Exercises to complete:
• A. In the list of AAC OHS actions, by what date must guidance material on OHS leadership be produced?
• B. From the list of AAC OHS actions, reproduce the passage between "13. Implement the" and "Services from 1 March 2009.", inclusive.
[BEGIN Text excerpt]
11. Implement the revised AAC OHS Risk Management policy and procedures progressively commencing from 1 March 2009. Comcare will be provided with a copy of these documents.
12. Provide Comcare with copies of the policies and procedure arising out of the AAC OHS Risk Management Investigation on or before 1 September 2009.
13. Implement the findings of the review of the AAC Activity Approval process, including notice of certain field activities to Emergency Services from 1 March 2009.
14. Produce guidance material for ACS relating to OHS leadership by 30 October 2009 and provide copies of such material to Comcare.
15. Commence an AAC internal OHS audit program from 1 March 2009. Copies of the aggregated results will be provided to Comcare on a quarterly basis as to the progress and outcome of such audit procedures.
16. Design a new AAC Risk Management process which is consistent with the ADF’s Military Risk Management process and suitable for AAC personnel, with progressive implementation from 1 May 2009.
17. Provide Comcare with copies of the AAC Risk Management process upon completion.
18. Conduct a trend analysis of reported OHS incidents and update the AAC Risk Profile annually from March 2009 and thereafter on an annual basis.
19. Provide regular reports on the status of actions listed in Items 1 to 17 above to the Deputy Chief of Army (“DCA”) on a quarterly basis.
[END Text excerpt]
[BEGIN Extracted material]
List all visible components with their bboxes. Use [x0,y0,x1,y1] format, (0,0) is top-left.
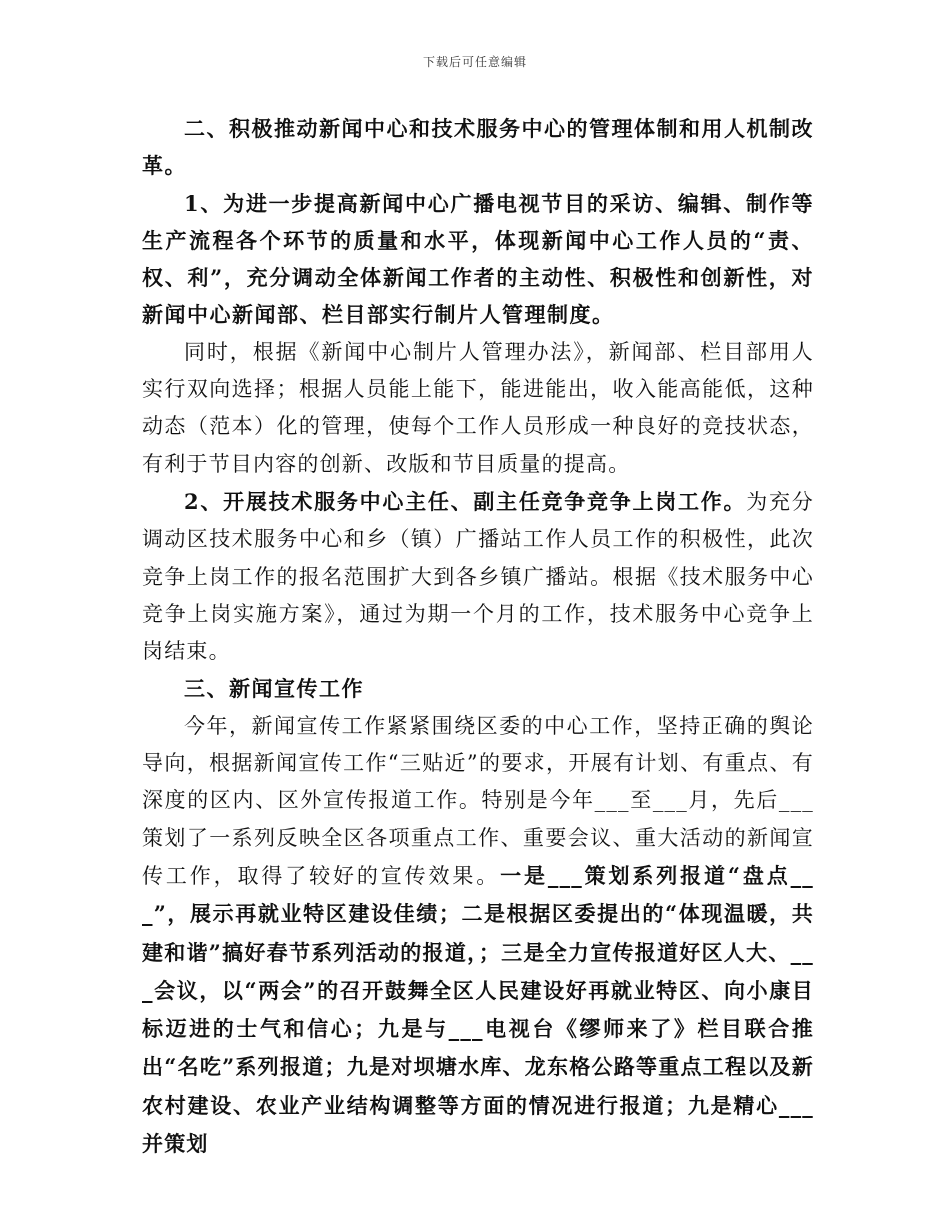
page-header-note: 下载后可任意编辑 [422,55,527,69]
news-work-intro: 今年，新闻宣传工作紧紧围绕区委的中心工作，坚持正确的舆论导向，根据新闻宣传工作“三贴近”的要求，开展有计划、有重点、有深度的区内、区外宣传报道工作。特别是今年___至___月，先后___策划了一系列反映全区各项重点工作、重要会议、重大活动的新闻宣传工作，取得了较好的宣传效果。 [142,713,814,888]
news-work-highlights: 一是___策划系列报道“盘点___”，展示再就业特区建设佳绩；二是根据区委提出的“体现温暖，共建和谐”搞好春节系列活动的报道，；三是全力宣传报道好区人大、___会议，以“两会”的召开鼓舞全区人民建设好再就业特区、向小康目标迈进的士气和信心；九是与___电视台《缪师来了》栏目联合推出“名吃”系列报道；九是对坝塘水库、龙东格公路等重点工程以及新农村建设、农业产业结构调整等方面的情况进行报道；九是精心___并策划 [142,862,815,1157]
section-3-heading: 三、新闻宣传工作 [184,676,364,702]
item-2-paragraph [142,483,814,670]
item-2-body: 为充分调动区技术服务中心和乡（镇）广播站工作人员工作的积极性，此次竞争上岗工作的报名范围扩大到各乡镇广播站。根据《技术服务中心竞争上岗实施方案》，通过为期一个月的工作，技术服务中心竞争上岗结束。 [142,489,814,664]
simultaneous-paragraph: 同时，根据《新闻中心制片人管理办法》，新闻部、栏目部用人实行双向选择；根据人员能上能下，能进能出，收入能高能低，这种动态（范本）化的管理，使每个工作人员形成一种良好的竞技状态，有利于节目内容的创新、改版和节目质量的提高。 [142,339,814,476]
section-2-heading: 二、积极推动新闻中心和技术服务中心的管理体制和用人机制改革。 [142,116,814,179]
item-1-paragraph: 1、为进一步提高新闻中心广播电视节目的采访、编辑、制作等生产流程各个环节的质量和水平，体现新闻中心工作人员的“责、权、利”，充分调动全体新闻工作者的主动性、积极性和创新性，对新闻中心新闻部、栏目部实行制片人管理制度。 [142,190,814,328]
document-body [142,110,814,1163]
news-work-paragraph [142,708,814,1164]
item-2-heading: 2、开展技术服务中心主任、副主任竞争竞争上岗工作。 [184,488,747,514]
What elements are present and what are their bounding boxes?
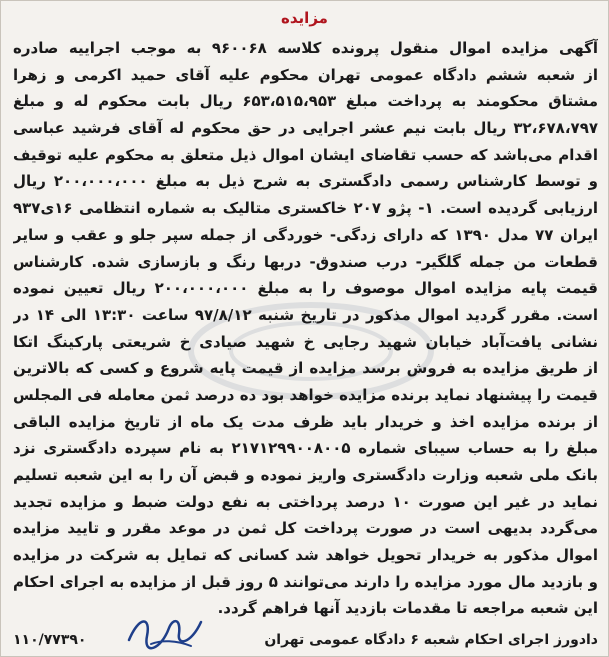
notice-line: از برنده مزایده اخذ و خریدار باید ظرف مدت یک ماه از تاریخ مزایده الباقی bbox=[13, 412, 598, 431]
notice-title: مزایده bbox=[281, 9, 328, 27]
notice-line: بانک ملی شعبه وزارت دادگستری واریز نموده و قبض آن را به این شعبه تسلیم bbox=[13, 466, 598, 484]
notice-line: ارزیابی گردیده است. ۱- پژو ۲۰۷ خاکستری متالیک به شماره انتظامی ۱۶ی۹۳۷ bbox=[13, 199, 598, 218]
signer-line: دادورز اجرای احکام شعبه ۶ دادگاه عمومی تهران bbox=[264, 632, 598, 648]
notice-line: و توسط کارشناس رسمی دادگستری به شرح ذیل به مبلغ ۲۰۰،۰۰۰،۰۰۰ ریال bbox=[13, 172, 598, 191]
notice-line: اموال مذکور به خریدار تحویل خواهد شد کسانی که تمایل به شرکت در مزایده bbox=[13, 546, 598, 565]
signature-mark bbox=[121, 610, 211, 654]
notice-line: می‌گردد بدیهی است در صورت پرداخت کل ثمن در موعد مقرر و تایید مزایده bbox=[13, 519, 598, 538]
notice-line: ۳۲،۶۷۸،۷۹۷ ریال بابت نیم عشر اجرایی در حق محکوم له آقای فرشید عباسی bbox=[13, 119, 598, 138]
notice-line: و بازدید مال مورد مزایده را دارند می‌توانند ۵ روز قبل از مزایده به اجرای احکام bbox=[13, 572, 598, 591]
notice-line: از طریق مزایده به فروش برسد مزایده از قیمت پایه شروع و کسی که بالاترین bbox=[13, 359, 598, 378]
notice-line: اقدام می‌باشد که حسب تقاضای ایشان اموال ذیل متعلق به محکوم علیه توقیف bbox=[13, 145, 598, 164]
notice-line: نشانی یافت‌آباد خیابان شهید رجایی خ شهید صیادی خ شریعتی پارکینگ اتکا bbox=[13, 332, 598, 351]
notice-line: این شعبه مراجعه تا مقدمات بازدید آنها فراهم گردد. bbox=[217, 599, 598, 618]
notice-line: مبلغ را به حساب سیبای شماره ۲۱۷۱۲۹۹۰۰۸۰۰۵ به نام سپرده دادگستری نزد bbox=[13, 439, 598, 458]
notice-line: قطعات من جمله گلگیر- درب صندوق- دربها رنگ و بازسازی شده. کارشناس bbox=[13, 252, 598, 271]
notice-body bbox=[13, 35, 598, 622]
notice-line: قیمت را پیشنهاد نماید برنده مزایده خواهد بود ده درصد ثمن معامله فی المجلس bbox=[13, 385, 598, 404]
notice-line: ایران ۷۷ مدل ۱۳۹۰ که دارای زدگی- خوردگی از جمله سپر جلو و عقب و سایر bbox=[13, 225, 598, 244]
notice-footer bbox=[13, 628, 598, 652]
notice-line: نماید در غیر این صورت ۱۰ درصد پرداختی به نفع دولت ضبط و مزایده تجدید bbox=[13, 492, 598, 511]
notice-line: مشتاق محکومند به پرداخت مبلغ ۶۵۳،۵۱۵،۹۵۳ ریال بابت محکوم له و مبلغ bbox=[13, 92, 598, 111]
notice-line: قیمت پایه مزایده اموال موصوف را به مبلغ ۲۰۰،۰۰۰،۰۰۰ ریال تعیین نموده bbox=[13, 279, 598, 298]
notice-line: است. مقرر گردید اموال مذکور در تاریخ شنبه ۹۷/۸/۱۲ ساعت ۱۳:۳۰ الی ۱۴ در bbox=[13, 305, 598, 324]
notice-line: از شعبه ششم دادگاه عمومی تهران محکوم علیه آقای حمید اکرمی و زهرا bbox=[13, 65, 598, 84]
notice-line: آگهی مزایده اموال منقول پرونده کلاسه ۹۶۰۰۶۸ به موجب اجراییه صادره bbox=[13, 39, 598, 57]
reference-number: ۱۱۰/۷۷۳۹۰ bbox=[13, 632, 87, 648]
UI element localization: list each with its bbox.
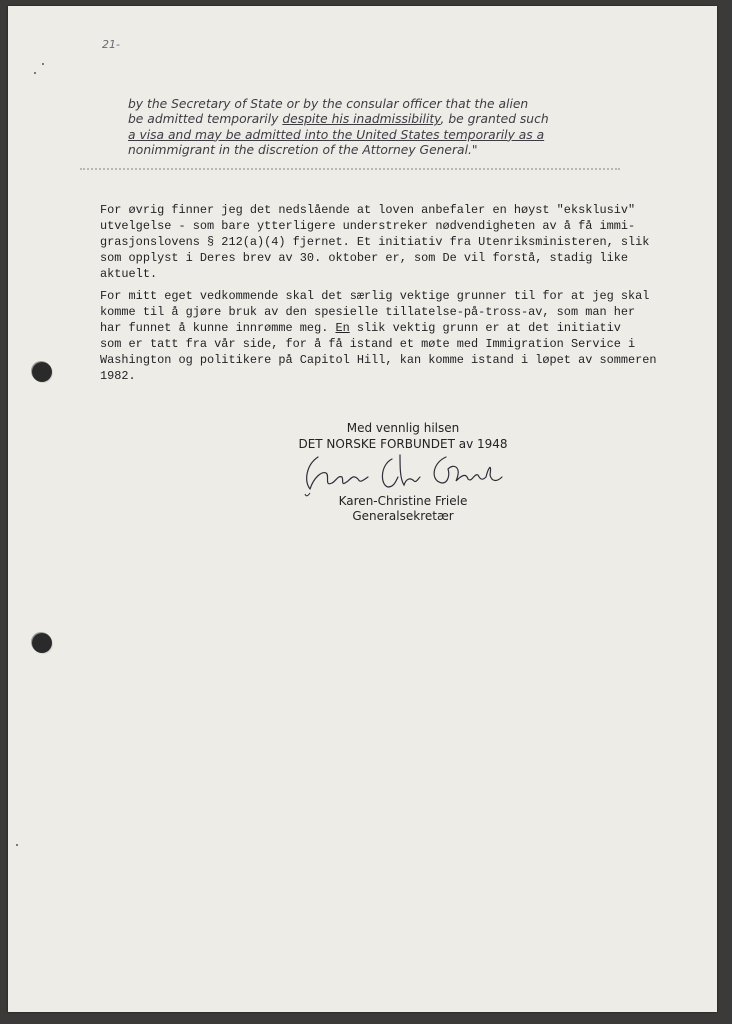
[END Extracted material]
Response list:
• A. 30 October 2009

• B.
13. Implement the findings of the review of the AAC Activity Approval process, including notice of certain field activities to Emergency Services from 1 March 2009.